■ Task instructions:
Nothing should be left out: output all of the entries exactly.

----------

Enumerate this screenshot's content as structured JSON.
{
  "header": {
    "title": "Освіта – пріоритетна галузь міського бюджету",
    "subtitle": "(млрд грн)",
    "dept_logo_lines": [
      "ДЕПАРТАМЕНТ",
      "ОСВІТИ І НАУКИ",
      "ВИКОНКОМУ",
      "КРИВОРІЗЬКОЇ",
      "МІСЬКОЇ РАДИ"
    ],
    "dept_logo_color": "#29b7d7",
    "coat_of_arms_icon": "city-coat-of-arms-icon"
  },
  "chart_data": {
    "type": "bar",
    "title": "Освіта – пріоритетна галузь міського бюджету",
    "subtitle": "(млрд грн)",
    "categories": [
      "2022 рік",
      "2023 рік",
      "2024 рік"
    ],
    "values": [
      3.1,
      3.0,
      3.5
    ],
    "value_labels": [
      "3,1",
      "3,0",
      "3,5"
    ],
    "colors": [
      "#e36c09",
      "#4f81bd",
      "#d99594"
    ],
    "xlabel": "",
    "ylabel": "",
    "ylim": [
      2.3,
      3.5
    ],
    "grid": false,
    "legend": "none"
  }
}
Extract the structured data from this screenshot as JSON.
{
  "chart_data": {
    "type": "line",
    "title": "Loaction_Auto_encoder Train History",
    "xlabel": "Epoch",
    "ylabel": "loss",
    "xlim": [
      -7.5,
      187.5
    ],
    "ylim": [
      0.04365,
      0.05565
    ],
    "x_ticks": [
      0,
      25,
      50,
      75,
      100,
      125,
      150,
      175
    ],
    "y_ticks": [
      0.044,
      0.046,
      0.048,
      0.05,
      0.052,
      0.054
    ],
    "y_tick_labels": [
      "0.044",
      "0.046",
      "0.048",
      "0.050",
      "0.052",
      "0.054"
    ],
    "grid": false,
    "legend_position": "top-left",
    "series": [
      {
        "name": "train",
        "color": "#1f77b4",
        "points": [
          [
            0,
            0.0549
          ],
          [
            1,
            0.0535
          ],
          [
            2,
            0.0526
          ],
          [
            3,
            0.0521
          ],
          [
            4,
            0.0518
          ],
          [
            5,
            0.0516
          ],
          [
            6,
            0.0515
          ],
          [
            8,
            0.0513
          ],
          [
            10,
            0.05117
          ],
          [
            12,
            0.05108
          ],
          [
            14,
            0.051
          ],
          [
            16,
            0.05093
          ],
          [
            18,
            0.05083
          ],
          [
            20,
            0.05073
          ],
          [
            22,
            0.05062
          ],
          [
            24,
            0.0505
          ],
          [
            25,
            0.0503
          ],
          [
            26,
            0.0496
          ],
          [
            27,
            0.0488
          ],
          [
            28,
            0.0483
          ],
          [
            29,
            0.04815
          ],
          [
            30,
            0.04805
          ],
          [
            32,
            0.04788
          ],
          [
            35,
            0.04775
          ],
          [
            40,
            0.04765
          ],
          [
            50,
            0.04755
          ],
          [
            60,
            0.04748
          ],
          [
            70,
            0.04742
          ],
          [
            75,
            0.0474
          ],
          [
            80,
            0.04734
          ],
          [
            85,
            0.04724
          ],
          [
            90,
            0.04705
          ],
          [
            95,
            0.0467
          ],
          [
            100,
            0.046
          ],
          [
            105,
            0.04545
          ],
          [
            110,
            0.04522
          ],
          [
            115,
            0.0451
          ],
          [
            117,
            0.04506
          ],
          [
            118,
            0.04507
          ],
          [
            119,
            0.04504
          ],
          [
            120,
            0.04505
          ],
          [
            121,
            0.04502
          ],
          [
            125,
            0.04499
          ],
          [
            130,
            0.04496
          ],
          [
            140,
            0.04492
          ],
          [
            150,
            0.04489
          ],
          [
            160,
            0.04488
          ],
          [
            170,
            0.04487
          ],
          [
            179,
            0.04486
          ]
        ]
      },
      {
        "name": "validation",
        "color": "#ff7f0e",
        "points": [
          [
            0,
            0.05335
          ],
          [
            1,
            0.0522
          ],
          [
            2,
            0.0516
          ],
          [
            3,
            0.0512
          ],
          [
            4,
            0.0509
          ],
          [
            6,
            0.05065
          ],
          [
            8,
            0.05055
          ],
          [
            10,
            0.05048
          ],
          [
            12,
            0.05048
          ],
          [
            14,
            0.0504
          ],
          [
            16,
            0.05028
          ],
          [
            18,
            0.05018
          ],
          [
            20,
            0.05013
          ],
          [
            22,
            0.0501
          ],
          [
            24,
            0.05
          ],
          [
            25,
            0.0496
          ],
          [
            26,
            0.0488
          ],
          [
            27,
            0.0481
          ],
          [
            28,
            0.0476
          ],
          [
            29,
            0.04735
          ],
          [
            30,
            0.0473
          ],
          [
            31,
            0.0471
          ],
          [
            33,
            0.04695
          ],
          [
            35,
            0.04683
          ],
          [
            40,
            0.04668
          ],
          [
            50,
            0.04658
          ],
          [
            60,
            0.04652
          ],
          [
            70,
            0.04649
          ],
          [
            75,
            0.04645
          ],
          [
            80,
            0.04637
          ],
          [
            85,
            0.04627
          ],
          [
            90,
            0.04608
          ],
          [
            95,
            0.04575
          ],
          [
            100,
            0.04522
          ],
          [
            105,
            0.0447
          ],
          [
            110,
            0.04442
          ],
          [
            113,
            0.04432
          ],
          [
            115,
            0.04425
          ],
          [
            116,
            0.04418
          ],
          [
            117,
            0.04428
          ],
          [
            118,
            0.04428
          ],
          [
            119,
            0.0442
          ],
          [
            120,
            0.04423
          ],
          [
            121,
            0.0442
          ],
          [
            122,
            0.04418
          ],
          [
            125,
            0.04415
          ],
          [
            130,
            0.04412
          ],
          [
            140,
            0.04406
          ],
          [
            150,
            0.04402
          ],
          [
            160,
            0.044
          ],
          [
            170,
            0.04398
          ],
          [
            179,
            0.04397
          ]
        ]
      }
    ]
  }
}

----------

■ Exercise solution:
Enumerate this screenshot's content as structured JSON.
{
  "header": {
    "title": "Освіта – пріоритетна галузь міського бюджету",
    "subtitle": "(млрд грн)",
    "dept_logo_lines": [
      "ДЕПАРТАМЕНТ",
      "ОСВІТИ І НАУКИ",
      "ВИКОНКОМУ",
      "КРИВОРІЗЬКОЇ",
      "МІСЬКОЇ РАДИ"
    ],
    "dept_logo_color": "#29b7d7",
    "coat_of_arms_icon": "city-coat-of-arms-icon"
  },
  "chart_data": {
    "type": "bar",
    "title": "Освіта – пріоритетна галузь міського бюджету",
    "subtitle": "(млрд грн)",
    "categories": [
      "2022 рік",
      "2023 рік",
      "2024 рік"
    ],
    "values": [
      3.1,
      3.0,
      3.5
    ],
    "value_labels": [
      "3,1",
      "3,0",
      "3,5"
    ],
    "colors": [
      "#e36c09",
      "#4f81bd",
      "#d99594"
    ],
    "xlabel": "",
    "ylabel": "",
    "ylim": [
      2.3,
      3.5
    ],
    "grid": false,
    "legend": "none"
  }
}
Extract the structured data from this screenshot as JSON.
{
  "chart_data": {
    "type": "line",
    "title": "Loaction_Auto_encoder Train History",
    "xlabel": "Epoch",
    "ylabel": "loss",
    "xlim": [
      -7.5,
      187.5
    ],
    "ylim": [
      0.04365,
      0.05565
    ],
    "x_ticks": [
      0,
      25,
      50,
      75,
      100,
      125,
      150,
      175
    ],
    "y_ticks": [
      0.044,
      0.046,
      0.048,
      0.05,
      0.052,
      0.054
    ],
    "y_tick_labels": [
      "0.044",
      "0.046",
      "0.048",
      "0.050",
      "0.052",
      "0.054"
    ],
    "grid": false,
    "legend_position": "top-left",
    "series": [
      {
        "name": "train",
        "color": "#1f77b4",
        "points": [
          [
            0,
            0.0549
          ],
          [
            1,
            0.0535
          ],
          [
            2,
            0.0526
          ],
          [
            3,
            0.0521
          ],
          [
            4,
            0.0518
          ],
          [
            5,
            0.0516
          ],
          [
            6,
            0.0515
          ],
          [
            8,
            0.0513
          ],
          [
            10,
            0.05117
          ],
          [
            12,
            0.05108
          ],
          [
            14,
            0.051
          ],
          [
            16,
            0.05093
          ],
          [
            18,
            0.05083
          ],
          [
            20,
            0.05073
          ],
          [
            22,
            0.05062
          ],
          [
            24,
            0.0505
          ],
          [
            25,
            0.0503
          ],
          [
            26,
            0.0496
          ],
          [
            27,
            0.0488
          ],
          [
            28,
            0.0483
          ],
          [
            29,
            0.04815
          ],
          [
            30,
            0.04805
          ],
          [
            32,
            0.04788
          ],
          [
            35,
            0.04775
          ],
          [
            40,
            0.04765
          ],
          [
            50,
            0.04755
          ],
          [
            60,
            0.04748
          ],
          [
            70,
            0.04742
          ],
          [
            75,
            0.0474
          ],
          [
            80,
            0.04734
          ],
          [
            85,
            0.04724
          ],
          [
            90,
            0.04705
          ],
          [
            95,
            0.0467
          ],
          [
            100,
            0.046
          ],
          [
            105,
            0.04545
          ],
          [
            110,
            0.04522
          ],
          [
            115,
            0.0451
          ],
          [
            117,
            0.04506
          ],
          [
            118,
            0.04507
          ],
          [
            119,
            0.04504
          ],
          [
            120,
            0.04505
          ],
          [
            121,
            0.04502
          ],
          [
            125,
            0.04499
          ],
          [
            130,
            0.04496
          ],
          [
            140,
            0.04492
          ],
          [
            150,
            0.04489
          ],
          [
            160,
            0.04488
          ],
          [
            170,
            0.04487
          ],
          [
            179,
            0.04486
          ]
        ]
      },
      {
        "name": "validation",
        "color": "#ff7f0e",
        "points": [
          [
            0,
            0.05335
          ],
          [
            1,
            0.0522
          ],
          [
            2,
            0.0516
          ],
          [
            3,
            0.0512
          ],
          [
            4,
            0.0509
          ],
          [
            6,
            0.05065
          ],
          [
            8,
            0.05055
          ],
          [
            10,
            0.05048
          ],
          [
            12,
            0.05048
          ],
          [
            14,
            0.0504
          ],
          [
            16,
            0.05028
          ],
          [
            18,
            0.05018
          ],
          [
            20,
            0.05013
          ],
          [
            22,
            0.0501
          ],
          [
            24,
            0.05
          ],
          [
            25,
            0.0496
          ],
          [
            26,
            0.0488
          ],
          [
            27,
            0.0481
          ],
          [
            28,
            0.0476
          ],
          [
            29,
            0.04735
          ],
          [
            30,
            0.0473
          ],
          [
            31,
            0.0471
          ],
          [
            33,
            0.04695
          ],
          [
            35,
            0.04683
          ],
          [
            40,
            0.04668
          ],
          [
            50,
            0.04658
          ],
          [
            60,
            0.04652
          ],
          [
            70,
            0.04649
          ],
          [
            75,
            0.04645
          ],
          [
            80,
            0.04637
          ],
          [
            85,
            0.04627
          ],
          [
            90,
            0.04608
          ],
          [
            95,
            0.04575
          ],
          [
            100,
            0.04522
          ],
          [
            105,
            0.0447
          ],
          [
            110,
            0.04442
          ],
          [
            113,
            0.04432
          ],
          [
            115,
            0.04425
          ],
          [
            116,
            0.04418
          ],
          [
            117,
            0.04428
          ],
          [
            118,
            0.04428
          ],
          [
            119,
            0.0442
          ],
          [
            120,
            0.04423
          ],
          [
            121,
            0.0442
          ],
          [
            122,
            0.04418
          ],
          [
            125,
            0.04415
          ],
          [
            130,
            0.04412
          ],
          [
            140,
            0.04406
          ],
          [
            150,
            0.04402
          ],
          [
            160,
            0.044
          ],
          [
            170,
            0.04398
          ],
          [
            179,
            0.04397
          ]
        ]
      }
    ]
  }
}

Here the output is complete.